Problem statement: Copy out every line containing the word "true".

(Dataset records)
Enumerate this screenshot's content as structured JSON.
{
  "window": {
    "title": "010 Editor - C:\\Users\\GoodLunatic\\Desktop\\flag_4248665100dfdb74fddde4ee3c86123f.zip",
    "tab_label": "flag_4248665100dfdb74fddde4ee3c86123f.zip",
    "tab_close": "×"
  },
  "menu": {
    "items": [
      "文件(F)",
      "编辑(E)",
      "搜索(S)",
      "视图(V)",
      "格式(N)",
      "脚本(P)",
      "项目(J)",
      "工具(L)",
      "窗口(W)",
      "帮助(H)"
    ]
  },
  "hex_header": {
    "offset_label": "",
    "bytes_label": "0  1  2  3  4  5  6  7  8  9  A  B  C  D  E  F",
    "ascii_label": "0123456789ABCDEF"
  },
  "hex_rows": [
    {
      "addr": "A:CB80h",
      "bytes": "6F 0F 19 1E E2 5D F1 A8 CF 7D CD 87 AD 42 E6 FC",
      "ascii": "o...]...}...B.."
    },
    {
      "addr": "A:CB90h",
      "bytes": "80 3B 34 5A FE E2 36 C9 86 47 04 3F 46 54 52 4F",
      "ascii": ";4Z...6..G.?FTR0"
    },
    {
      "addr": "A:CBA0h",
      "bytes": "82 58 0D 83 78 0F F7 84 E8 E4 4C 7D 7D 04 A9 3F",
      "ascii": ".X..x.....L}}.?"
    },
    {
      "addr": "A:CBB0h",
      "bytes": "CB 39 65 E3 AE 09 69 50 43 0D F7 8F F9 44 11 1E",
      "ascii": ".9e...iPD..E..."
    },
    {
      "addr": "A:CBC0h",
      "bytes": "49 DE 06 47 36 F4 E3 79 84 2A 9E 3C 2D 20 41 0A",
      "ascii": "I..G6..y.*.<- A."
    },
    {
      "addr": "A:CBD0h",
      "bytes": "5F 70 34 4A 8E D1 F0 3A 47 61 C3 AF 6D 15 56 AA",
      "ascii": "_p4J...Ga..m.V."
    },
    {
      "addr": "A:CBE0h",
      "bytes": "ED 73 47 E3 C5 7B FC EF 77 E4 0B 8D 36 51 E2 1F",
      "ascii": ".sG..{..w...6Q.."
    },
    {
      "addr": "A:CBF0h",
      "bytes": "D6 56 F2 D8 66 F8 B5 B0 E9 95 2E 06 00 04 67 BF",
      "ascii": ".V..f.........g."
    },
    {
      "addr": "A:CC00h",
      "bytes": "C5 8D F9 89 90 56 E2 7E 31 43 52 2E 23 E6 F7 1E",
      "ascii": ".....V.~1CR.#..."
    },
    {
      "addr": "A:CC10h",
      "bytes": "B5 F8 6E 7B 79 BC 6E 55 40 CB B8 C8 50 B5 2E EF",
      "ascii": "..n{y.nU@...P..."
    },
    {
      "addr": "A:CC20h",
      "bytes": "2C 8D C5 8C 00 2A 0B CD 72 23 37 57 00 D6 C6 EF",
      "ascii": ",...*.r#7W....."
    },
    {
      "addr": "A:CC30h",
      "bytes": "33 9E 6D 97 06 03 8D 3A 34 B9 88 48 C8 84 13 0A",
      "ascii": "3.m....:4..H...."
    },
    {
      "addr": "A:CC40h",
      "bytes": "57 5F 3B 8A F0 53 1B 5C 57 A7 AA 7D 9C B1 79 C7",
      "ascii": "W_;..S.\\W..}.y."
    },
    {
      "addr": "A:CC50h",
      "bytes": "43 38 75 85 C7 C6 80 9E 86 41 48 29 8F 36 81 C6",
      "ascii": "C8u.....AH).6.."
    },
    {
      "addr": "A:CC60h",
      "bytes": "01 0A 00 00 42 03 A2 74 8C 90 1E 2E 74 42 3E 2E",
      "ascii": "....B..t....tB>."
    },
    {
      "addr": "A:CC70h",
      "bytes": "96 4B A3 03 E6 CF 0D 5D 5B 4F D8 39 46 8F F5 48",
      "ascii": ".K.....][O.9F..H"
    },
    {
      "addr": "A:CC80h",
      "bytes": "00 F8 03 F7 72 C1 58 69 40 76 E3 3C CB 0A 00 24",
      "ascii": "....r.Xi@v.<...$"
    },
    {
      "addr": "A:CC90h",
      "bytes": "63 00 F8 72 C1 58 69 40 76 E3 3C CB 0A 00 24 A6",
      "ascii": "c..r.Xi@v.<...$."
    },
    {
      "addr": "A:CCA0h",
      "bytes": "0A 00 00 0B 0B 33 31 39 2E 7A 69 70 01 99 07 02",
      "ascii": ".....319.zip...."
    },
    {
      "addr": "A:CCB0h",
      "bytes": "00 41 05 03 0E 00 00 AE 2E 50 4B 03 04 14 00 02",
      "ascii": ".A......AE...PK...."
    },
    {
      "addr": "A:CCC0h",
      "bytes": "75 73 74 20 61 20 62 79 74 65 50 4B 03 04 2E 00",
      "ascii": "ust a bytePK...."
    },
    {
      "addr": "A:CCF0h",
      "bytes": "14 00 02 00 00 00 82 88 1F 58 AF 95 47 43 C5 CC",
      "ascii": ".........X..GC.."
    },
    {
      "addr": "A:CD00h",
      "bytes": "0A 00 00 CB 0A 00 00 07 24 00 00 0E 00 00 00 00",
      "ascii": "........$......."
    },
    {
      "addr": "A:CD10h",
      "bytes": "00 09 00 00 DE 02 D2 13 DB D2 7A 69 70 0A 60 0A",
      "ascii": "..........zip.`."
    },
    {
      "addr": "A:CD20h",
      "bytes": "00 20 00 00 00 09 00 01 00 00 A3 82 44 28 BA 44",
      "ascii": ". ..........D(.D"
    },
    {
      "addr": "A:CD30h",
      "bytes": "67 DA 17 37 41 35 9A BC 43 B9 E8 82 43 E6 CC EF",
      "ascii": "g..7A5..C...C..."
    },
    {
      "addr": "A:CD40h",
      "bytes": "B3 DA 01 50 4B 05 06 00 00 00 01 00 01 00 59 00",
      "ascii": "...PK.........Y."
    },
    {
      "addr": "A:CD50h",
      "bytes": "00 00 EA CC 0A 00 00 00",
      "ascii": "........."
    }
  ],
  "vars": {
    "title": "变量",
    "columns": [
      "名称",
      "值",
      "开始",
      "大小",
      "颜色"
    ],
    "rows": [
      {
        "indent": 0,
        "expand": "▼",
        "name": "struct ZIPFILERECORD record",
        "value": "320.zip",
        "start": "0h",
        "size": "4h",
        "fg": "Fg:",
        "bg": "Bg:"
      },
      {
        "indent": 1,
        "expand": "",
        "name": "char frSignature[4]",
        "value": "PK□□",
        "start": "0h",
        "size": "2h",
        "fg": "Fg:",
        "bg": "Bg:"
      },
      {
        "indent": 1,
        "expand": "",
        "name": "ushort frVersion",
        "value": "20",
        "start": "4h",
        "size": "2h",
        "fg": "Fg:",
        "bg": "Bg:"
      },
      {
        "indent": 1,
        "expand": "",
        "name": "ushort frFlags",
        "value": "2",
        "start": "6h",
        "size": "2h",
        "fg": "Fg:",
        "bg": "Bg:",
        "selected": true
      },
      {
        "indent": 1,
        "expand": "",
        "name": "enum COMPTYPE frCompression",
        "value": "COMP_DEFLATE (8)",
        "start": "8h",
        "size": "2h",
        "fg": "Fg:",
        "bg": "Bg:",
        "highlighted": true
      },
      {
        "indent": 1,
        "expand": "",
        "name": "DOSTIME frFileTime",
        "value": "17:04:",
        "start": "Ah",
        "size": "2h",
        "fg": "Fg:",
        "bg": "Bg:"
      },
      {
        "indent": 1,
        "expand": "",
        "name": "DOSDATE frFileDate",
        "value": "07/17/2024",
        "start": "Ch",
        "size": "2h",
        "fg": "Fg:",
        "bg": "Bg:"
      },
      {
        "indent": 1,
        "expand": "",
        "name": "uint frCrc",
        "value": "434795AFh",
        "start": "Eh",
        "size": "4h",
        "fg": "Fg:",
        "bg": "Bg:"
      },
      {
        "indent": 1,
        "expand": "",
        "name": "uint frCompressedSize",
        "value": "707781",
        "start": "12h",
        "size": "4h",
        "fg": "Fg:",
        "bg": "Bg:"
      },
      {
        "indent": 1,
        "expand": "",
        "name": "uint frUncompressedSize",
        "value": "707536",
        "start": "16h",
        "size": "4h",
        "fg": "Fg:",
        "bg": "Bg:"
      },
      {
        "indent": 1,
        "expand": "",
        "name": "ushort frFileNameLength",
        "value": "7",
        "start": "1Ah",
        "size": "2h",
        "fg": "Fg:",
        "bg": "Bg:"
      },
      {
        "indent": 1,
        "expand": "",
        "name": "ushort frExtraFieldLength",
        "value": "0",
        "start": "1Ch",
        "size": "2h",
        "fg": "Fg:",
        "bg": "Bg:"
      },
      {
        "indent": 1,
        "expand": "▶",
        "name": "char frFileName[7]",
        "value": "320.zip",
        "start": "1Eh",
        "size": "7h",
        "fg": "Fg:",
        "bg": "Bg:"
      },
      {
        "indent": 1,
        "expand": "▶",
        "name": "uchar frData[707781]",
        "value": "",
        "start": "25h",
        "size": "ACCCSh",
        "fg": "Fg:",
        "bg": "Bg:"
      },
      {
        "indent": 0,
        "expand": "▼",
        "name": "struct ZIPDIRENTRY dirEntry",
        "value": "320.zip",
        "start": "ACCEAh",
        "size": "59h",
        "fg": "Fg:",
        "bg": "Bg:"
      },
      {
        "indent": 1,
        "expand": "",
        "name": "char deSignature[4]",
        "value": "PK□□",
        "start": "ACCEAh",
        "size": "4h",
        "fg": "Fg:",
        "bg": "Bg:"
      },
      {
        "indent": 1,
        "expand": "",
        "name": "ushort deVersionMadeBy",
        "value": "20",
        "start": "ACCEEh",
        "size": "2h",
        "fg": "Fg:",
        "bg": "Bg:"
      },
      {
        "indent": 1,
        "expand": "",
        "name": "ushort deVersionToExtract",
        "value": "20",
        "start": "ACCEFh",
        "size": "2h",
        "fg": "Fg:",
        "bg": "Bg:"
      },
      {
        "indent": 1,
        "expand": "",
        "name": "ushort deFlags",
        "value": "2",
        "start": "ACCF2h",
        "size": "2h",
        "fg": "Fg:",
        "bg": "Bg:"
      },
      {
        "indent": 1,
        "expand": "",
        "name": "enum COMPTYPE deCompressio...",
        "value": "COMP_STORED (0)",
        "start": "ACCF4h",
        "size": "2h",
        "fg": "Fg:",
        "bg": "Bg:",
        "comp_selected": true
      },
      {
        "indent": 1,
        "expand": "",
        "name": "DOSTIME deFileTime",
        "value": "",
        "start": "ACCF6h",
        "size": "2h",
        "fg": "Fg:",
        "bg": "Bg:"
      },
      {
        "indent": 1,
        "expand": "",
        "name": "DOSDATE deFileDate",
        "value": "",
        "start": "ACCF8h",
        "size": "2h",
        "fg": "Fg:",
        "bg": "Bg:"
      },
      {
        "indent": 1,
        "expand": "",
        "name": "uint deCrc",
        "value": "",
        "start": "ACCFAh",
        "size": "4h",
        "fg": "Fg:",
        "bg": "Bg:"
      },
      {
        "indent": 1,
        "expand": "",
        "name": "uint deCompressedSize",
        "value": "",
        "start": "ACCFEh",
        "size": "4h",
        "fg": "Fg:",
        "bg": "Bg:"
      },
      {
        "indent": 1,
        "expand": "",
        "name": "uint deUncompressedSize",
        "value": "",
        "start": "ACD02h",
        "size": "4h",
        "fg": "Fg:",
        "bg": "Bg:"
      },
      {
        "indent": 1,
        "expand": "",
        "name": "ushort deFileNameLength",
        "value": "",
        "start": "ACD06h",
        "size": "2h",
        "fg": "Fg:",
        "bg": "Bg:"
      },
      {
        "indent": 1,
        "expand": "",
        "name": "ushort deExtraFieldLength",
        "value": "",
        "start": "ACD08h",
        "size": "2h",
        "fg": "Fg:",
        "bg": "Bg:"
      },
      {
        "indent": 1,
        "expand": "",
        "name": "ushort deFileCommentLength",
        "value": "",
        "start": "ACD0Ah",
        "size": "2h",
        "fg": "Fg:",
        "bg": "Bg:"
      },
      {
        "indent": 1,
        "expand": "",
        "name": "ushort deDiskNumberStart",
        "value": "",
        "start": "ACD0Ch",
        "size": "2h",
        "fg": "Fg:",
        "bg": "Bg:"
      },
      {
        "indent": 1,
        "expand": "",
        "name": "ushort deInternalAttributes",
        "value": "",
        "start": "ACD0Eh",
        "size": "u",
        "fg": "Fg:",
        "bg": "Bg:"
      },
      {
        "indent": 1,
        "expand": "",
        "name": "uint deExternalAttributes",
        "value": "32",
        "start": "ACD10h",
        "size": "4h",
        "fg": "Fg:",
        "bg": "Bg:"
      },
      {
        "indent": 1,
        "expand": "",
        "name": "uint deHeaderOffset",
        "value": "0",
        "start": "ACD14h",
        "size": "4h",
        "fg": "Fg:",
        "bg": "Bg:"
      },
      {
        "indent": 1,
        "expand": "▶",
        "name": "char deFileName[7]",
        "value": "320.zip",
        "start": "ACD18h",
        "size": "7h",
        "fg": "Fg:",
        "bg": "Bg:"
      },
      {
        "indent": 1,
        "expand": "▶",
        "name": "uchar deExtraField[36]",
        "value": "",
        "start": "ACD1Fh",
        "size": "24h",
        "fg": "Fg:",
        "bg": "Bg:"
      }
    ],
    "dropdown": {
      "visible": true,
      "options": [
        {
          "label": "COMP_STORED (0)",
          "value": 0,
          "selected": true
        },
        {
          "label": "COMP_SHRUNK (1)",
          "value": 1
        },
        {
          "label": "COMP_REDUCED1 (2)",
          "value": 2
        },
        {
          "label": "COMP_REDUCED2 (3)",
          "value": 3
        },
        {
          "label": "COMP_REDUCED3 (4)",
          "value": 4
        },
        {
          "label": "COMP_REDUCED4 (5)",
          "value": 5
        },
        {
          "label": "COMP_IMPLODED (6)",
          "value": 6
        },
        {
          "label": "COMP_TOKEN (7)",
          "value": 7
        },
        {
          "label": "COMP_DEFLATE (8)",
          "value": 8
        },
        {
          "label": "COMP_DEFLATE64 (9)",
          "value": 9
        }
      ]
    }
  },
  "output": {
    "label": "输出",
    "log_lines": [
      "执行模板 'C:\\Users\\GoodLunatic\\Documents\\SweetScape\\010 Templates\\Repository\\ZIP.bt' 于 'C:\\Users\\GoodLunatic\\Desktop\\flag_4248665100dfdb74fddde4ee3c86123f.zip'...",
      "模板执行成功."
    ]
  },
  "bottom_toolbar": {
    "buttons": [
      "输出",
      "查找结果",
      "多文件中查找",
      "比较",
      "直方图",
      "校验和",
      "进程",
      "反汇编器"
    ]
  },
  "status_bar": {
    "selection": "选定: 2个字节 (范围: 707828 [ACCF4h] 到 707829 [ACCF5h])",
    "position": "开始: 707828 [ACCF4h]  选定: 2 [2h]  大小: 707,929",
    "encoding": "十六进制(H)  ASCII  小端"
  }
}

Finished exercise:
        "selected": true
        "highlighted": true
        "comp_selected": true
      "visible": true,
          "selected": true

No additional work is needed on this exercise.